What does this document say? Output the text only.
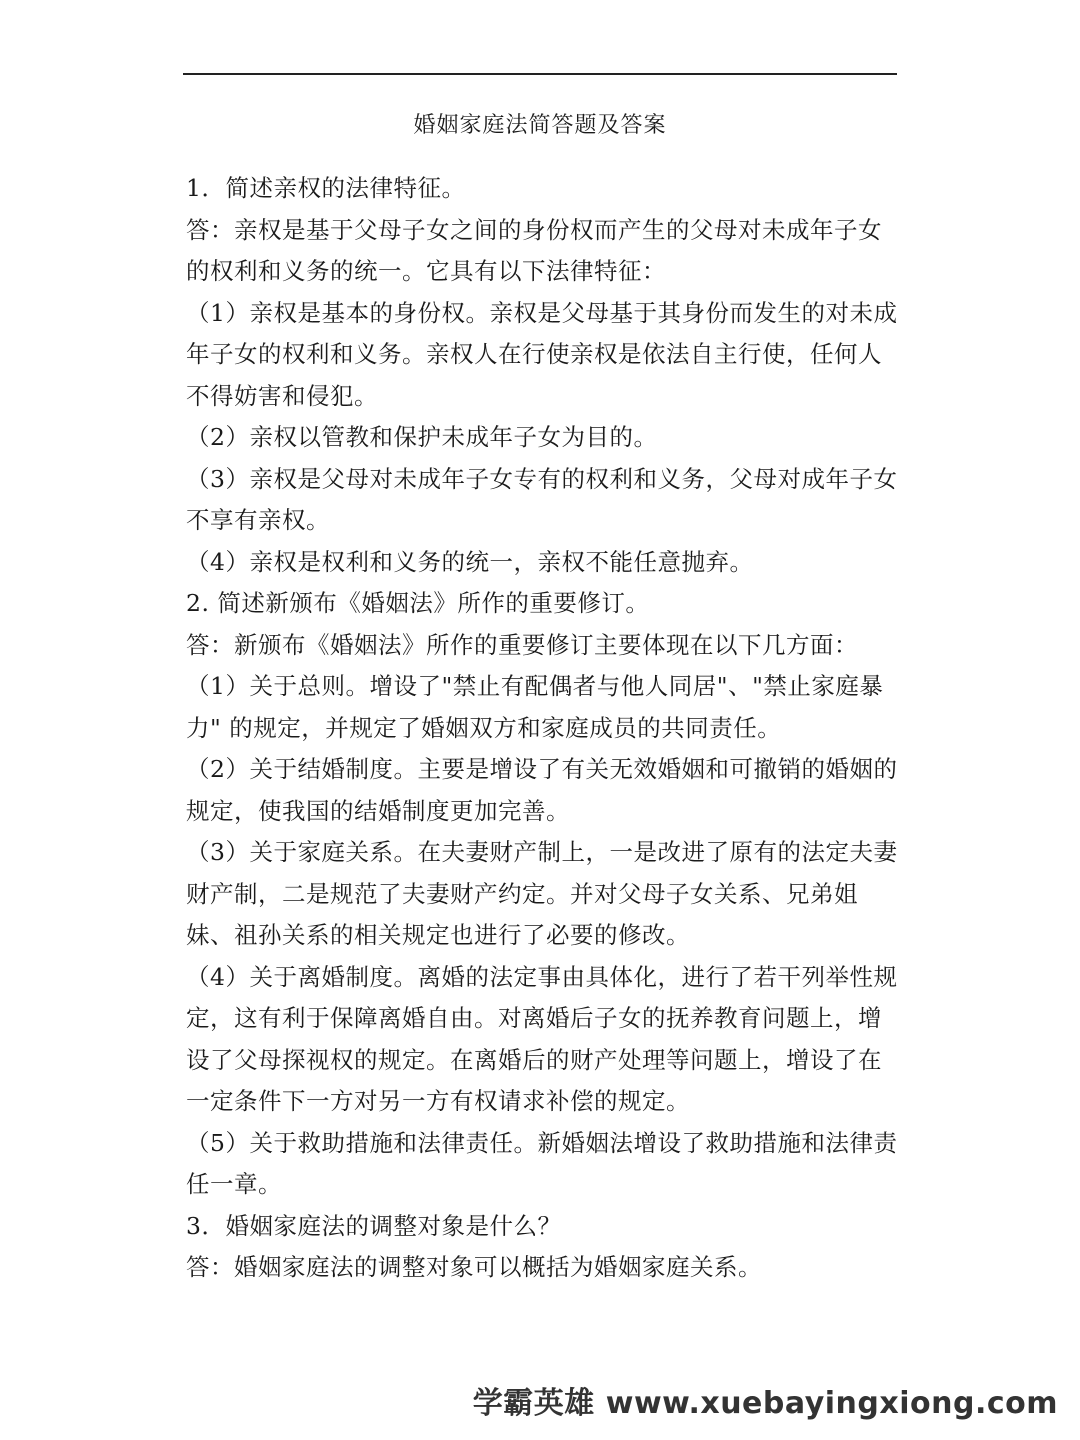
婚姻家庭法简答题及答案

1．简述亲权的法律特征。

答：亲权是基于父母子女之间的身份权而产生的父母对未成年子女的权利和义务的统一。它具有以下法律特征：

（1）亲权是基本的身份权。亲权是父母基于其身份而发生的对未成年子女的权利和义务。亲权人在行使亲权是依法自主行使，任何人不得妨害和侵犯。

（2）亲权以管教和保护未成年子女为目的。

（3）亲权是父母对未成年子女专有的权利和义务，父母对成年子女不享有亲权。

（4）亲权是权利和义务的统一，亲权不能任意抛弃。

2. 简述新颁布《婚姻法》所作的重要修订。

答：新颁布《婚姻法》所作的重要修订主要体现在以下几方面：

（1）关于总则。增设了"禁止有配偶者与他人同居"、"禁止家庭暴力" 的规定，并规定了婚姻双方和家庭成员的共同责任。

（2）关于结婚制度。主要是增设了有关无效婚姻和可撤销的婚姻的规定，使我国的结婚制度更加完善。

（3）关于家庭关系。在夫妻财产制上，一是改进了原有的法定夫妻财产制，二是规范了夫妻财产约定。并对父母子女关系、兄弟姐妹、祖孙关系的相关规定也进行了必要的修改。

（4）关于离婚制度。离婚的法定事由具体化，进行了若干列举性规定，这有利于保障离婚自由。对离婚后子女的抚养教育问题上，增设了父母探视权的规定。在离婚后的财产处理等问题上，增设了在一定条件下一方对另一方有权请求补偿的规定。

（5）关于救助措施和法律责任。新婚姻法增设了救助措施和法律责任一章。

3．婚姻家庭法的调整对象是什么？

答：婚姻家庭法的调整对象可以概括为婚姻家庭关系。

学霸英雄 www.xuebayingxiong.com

--

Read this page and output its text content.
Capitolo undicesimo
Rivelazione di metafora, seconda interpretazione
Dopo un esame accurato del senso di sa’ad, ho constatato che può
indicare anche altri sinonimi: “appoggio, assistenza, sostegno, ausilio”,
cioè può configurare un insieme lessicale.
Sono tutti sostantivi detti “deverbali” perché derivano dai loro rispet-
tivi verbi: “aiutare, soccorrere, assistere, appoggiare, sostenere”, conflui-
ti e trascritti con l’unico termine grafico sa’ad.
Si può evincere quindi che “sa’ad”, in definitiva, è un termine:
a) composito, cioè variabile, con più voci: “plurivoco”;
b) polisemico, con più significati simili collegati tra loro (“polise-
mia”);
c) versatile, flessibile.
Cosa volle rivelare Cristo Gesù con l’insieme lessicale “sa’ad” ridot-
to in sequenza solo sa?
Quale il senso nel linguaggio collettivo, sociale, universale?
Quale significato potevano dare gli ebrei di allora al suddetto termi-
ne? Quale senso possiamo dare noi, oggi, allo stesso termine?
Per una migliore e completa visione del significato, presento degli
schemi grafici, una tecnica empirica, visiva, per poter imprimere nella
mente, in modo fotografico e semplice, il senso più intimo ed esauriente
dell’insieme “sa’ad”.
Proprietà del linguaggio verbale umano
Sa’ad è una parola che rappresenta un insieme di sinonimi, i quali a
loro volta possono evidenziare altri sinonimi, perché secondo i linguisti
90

--

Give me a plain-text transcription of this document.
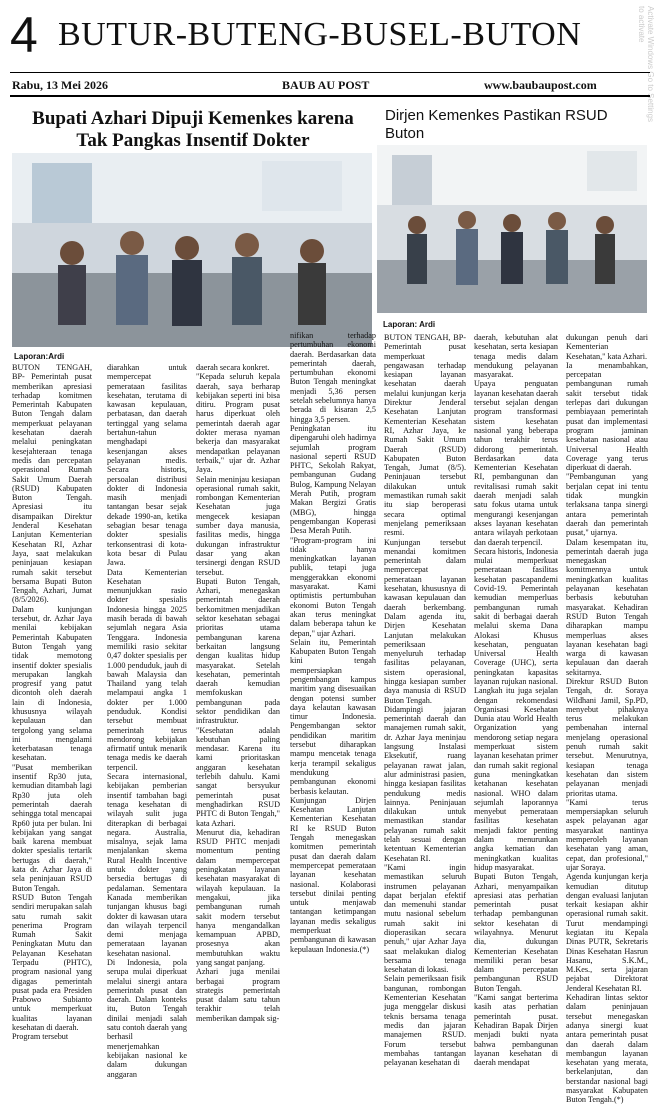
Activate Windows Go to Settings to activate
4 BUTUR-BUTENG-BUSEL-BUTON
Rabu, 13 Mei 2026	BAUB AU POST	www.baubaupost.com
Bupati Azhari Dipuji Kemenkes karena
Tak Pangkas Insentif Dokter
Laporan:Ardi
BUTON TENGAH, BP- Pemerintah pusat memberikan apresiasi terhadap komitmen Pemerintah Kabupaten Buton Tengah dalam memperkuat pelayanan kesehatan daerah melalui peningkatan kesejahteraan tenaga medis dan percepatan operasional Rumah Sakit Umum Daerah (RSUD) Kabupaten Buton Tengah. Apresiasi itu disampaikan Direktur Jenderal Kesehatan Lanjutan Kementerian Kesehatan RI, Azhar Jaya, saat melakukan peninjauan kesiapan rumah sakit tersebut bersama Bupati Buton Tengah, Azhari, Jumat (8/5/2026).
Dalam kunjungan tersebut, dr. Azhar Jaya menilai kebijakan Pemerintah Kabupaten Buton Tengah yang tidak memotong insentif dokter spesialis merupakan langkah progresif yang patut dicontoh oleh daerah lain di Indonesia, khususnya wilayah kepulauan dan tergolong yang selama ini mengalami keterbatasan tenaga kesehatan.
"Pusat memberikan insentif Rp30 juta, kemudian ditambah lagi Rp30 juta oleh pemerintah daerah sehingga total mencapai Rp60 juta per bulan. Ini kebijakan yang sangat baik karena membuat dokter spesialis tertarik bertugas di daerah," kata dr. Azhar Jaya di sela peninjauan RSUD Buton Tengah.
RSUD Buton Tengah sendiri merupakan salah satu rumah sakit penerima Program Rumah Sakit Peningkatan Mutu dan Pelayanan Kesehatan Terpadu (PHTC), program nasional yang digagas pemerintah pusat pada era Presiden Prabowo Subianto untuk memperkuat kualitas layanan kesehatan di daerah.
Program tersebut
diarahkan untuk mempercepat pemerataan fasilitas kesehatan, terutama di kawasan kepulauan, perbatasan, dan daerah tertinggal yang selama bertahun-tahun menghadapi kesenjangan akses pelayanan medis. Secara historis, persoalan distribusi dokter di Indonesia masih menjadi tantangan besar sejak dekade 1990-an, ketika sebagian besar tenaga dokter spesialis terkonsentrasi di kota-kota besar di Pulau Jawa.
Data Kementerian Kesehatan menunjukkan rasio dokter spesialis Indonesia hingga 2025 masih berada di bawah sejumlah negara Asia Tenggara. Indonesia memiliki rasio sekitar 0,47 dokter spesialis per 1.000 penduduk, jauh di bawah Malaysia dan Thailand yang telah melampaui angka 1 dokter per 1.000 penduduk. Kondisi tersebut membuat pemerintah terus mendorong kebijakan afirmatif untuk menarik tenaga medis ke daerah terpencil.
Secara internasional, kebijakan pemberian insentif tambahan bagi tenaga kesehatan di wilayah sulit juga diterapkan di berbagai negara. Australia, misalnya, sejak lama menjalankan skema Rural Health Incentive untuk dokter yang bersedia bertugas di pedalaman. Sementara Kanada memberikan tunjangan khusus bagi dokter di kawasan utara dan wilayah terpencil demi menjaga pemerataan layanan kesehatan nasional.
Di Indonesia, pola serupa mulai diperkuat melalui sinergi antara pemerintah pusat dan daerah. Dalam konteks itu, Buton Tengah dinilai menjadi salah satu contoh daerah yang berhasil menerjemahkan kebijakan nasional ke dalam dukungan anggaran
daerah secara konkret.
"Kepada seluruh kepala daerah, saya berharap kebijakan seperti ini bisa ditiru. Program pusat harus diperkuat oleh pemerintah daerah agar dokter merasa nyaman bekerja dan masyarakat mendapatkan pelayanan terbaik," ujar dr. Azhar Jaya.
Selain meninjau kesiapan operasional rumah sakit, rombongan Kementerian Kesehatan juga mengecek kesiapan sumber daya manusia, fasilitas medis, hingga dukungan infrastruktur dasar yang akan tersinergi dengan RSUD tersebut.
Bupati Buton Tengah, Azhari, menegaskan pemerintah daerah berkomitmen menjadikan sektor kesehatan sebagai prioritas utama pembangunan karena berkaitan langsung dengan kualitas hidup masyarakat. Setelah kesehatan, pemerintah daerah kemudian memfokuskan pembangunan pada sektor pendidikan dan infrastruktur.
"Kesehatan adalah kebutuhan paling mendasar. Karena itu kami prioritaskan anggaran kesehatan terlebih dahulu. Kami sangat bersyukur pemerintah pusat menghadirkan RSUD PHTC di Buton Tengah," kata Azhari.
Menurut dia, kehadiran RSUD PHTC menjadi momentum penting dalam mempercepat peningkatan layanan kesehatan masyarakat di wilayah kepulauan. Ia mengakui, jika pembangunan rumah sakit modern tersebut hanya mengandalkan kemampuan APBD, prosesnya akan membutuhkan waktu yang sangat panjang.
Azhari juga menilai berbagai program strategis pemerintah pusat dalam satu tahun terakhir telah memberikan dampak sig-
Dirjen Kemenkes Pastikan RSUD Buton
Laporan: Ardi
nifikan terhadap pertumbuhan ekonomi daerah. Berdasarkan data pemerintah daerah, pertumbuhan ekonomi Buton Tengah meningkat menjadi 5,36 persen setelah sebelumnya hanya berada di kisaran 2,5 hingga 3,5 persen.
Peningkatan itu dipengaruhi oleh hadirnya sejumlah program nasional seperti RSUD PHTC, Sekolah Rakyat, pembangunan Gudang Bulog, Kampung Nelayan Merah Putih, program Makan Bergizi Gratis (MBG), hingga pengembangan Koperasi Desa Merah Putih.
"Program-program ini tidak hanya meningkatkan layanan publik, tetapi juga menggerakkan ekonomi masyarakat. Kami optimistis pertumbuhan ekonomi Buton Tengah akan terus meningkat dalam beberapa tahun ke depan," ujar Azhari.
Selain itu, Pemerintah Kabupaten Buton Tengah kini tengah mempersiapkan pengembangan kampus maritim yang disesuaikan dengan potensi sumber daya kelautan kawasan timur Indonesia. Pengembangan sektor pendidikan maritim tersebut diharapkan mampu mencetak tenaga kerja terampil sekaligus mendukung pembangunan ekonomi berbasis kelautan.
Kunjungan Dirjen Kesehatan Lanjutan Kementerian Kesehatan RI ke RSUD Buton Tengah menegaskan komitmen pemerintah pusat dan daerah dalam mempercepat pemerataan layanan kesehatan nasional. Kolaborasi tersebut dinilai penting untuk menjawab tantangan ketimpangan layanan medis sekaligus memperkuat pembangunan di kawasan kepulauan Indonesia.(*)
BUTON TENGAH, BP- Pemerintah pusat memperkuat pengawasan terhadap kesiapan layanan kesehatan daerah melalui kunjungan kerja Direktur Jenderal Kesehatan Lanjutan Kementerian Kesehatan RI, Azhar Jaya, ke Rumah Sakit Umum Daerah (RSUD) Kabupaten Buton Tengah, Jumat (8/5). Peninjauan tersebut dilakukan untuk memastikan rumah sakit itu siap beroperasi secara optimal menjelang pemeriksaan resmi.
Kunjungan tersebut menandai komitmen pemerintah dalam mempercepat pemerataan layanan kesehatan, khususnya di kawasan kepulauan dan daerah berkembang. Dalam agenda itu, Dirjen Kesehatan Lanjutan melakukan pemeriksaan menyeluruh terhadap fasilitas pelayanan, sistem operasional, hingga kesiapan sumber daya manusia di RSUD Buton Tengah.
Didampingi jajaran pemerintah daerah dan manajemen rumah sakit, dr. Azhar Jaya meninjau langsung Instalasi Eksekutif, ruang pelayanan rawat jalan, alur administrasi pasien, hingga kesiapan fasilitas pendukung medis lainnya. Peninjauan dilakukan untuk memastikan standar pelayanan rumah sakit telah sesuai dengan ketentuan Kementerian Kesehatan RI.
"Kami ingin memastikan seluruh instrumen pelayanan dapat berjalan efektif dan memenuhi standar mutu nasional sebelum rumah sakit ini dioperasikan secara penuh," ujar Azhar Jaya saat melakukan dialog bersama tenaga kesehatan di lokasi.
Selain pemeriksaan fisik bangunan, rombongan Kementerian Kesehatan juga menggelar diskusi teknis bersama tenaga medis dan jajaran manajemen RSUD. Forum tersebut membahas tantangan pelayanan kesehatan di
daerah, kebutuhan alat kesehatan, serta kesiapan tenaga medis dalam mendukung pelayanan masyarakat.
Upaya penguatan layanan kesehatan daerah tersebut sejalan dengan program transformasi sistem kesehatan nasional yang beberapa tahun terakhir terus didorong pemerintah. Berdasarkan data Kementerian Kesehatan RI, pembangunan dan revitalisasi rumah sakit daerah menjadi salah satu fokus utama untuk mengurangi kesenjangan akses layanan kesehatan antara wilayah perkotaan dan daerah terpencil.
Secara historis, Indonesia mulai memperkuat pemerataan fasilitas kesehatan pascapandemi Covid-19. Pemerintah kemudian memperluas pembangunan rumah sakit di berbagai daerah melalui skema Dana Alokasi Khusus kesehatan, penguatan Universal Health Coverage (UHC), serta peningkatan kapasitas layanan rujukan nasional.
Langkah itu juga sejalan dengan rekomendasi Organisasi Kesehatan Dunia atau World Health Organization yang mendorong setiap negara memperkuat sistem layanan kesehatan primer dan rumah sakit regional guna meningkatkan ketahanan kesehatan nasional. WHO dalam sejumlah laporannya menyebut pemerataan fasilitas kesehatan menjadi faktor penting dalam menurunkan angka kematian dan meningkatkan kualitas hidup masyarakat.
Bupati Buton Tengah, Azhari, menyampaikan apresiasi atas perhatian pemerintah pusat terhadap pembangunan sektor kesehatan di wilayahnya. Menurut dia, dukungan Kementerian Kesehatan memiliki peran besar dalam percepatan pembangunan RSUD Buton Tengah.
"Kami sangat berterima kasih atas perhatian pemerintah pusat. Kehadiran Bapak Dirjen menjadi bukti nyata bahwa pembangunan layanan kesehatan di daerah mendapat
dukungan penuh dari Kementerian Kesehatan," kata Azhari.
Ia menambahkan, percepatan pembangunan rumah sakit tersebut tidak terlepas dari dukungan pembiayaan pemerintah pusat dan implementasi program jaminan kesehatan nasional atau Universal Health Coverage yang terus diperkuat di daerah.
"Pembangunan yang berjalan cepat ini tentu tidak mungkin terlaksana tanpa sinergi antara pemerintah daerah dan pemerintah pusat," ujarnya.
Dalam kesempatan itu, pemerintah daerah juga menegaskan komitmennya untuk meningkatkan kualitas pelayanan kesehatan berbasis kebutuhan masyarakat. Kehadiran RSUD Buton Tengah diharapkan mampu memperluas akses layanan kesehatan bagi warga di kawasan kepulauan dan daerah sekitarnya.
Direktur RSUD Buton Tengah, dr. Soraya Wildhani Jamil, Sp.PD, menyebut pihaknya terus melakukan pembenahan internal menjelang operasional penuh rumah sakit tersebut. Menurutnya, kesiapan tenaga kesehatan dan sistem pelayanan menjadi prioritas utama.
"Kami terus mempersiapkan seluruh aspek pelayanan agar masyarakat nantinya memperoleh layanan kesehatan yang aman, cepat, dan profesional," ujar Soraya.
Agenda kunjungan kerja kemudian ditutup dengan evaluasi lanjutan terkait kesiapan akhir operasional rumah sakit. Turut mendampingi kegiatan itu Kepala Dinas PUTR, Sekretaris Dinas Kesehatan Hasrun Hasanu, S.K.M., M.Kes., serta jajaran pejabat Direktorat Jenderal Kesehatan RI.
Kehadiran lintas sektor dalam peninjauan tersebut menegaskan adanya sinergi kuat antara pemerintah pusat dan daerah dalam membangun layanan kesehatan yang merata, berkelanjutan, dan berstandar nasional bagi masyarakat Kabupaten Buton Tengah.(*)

--

PROBLEM DETAILS => Of the lines in this data, how many contain "khususnya"? Reply with only the number.

PROBLEM SOLUTION => 2